Aim
Copy the lines holding the word "made", all of them.

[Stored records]
◆ ◆ ◆ ◆

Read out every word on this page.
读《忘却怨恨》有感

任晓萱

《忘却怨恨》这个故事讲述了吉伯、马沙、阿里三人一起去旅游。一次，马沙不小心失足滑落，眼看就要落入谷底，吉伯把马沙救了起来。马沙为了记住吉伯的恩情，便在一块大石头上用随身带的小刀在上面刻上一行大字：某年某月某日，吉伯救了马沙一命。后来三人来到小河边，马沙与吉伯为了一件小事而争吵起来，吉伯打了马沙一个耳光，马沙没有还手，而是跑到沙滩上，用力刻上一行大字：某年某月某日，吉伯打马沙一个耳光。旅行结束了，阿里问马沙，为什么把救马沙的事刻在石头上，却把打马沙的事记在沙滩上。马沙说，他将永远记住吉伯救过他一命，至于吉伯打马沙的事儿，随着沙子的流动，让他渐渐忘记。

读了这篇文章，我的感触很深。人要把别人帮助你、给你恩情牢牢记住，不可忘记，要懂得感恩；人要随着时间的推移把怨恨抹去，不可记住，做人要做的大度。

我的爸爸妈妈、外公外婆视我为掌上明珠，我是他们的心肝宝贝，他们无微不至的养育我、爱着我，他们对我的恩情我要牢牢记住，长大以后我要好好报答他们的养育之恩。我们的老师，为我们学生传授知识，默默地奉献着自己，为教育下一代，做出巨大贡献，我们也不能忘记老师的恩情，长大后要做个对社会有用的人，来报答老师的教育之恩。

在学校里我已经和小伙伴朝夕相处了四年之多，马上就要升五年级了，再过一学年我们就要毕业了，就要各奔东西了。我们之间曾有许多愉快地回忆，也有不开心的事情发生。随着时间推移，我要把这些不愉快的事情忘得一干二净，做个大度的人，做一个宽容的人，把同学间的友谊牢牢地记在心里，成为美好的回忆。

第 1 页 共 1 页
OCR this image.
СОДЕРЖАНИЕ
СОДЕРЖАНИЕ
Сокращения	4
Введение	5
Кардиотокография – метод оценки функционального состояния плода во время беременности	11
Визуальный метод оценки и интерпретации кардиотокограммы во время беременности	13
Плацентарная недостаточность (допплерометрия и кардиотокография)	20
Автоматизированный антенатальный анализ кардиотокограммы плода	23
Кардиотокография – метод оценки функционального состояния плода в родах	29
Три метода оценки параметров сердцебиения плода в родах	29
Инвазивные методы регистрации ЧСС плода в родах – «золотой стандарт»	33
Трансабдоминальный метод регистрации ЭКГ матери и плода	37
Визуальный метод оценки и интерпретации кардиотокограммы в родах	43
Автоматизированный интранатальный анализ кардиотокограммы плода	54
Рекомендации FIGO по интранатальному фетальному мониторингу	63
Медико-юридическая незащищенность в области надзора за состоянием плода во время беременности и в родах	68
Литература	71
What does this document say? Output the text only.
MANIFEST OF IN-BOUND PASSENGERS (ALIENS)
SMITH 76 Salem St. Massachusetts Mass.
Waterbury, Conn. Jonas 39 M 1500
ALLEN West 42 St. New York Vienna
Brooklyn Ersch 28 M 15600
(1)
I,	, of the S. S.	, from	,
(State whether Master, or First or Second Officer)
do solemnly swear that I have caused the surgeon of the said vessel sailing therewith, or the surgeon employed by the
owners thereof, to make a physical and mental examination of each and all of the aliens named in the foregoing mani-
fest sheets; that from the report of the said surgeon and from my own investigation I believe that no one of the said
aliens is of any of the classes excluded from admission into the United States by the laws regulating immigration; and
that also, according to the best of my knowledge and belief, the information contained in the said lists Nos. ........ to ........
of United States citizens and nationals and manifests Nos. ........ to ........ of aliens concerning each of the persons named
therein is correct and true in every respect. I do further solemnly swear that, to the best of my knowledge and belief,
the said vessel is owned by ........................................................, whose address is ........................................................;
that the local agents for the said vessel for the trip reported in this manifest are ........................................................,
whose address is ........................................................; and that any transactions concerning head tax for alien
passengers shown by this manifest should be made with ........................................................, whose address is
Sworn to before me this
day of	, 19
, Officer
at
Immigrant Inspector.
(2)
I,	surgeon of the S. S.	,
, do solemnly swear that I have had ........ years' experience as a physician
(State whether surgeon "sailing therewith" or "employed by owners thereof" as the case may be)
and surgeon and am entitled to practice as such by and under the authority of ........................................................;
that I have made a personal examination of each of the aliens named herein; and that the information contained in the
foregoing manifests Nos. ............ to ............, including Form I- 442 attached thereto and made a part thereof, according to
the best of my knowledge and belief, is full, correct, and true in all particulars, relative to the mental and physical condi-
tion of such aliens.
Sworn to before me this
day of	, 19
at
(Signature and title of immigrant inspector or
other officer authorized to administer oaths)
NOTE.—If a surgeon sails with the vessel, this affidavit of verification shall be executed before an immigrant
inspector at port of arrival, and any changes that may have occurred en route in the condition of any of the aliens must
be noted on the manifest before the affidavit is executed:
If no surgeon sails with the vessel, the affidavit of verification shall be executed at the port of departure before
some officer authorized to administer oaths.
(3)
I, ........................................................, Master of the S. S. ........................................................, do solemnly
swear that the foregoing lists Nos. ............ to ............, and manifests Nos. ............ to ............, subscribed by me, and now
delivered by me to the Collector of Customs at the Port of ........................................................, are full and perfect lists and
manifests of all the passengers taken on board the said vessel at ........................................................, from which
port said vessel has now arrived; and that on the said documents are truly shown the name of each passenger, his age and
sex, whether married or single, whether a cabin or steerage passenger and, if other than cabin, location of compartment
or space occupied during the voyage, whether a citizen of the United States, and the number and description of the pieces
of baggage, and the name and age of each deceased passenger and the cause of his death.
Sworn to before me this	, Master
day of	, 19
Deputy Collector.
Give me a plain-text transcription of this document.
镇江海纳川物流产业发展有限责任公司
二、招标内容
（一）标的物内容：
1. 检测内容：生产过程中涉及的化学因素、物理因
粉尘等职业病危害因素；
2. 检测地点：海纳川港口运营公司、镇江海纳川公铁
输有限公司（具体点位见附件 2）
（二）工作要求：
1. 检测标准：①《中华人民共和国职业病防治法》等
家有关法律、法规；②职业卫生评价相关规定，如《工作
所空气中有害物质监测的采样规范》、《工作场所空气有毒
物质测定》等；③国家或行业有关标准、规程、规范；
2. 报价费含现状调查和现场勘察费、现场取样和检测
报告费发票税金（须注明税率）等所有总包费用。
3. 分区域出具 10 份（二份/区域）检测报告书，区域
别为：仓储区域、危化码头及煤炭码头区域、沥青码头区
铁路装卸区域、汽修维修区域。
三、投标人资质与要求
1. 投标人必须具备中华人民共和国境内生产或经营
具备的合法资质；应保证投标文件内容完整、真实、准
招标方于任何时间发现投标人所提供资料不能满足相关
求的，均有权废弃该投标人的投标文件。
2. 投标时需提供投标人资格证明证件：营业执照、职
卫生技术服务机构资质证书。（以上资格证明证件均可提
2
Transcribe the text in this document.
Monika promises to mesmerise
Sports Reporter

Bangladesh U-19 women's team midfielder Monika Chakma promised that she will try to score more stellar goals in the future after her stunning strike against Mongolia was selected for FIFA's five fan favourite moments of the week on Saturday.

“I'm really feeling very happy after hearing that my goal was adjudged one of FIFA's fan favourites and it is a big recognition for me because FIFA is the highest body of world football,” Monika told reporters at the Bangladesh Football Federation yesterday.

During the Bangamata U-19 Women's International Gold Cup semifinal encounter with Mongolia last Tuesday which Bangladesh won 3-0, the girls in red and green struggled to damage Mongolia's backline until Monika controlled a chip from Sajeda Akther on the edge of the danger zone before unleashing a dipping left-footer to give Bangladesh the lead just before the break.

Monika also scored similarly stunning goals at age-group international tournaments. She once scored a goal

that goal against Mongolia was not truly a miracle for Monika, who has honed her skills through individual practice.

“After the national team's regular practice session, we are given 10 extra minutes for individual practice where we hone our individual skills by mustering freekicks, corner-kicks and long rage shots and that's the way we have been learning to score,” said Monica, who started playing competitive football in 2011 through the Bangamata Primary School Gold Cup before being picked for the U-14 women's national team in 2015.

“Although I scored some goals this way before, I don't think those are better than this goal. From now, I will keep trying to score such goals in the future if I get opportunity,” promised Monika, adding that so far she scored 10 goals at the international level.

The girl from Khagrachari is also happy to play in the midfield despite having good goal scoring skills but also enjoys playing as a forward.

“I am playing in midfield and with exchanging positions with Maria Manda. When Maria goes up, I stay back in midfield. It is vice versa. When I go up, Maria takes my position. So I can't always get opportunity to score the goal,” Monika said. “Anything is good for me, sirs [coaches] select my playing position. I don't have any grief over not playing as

◆ ◆ ◆ ◆

Task response
passengers shown by this manifest should be made with ........................................................, whose address is
that I have made a personal examination of each of the aliens named herein; and that the information contained in the
foregoing manifests Nos. ............ to ............, including Form I- 442 attached thereto and made a part thereof, according to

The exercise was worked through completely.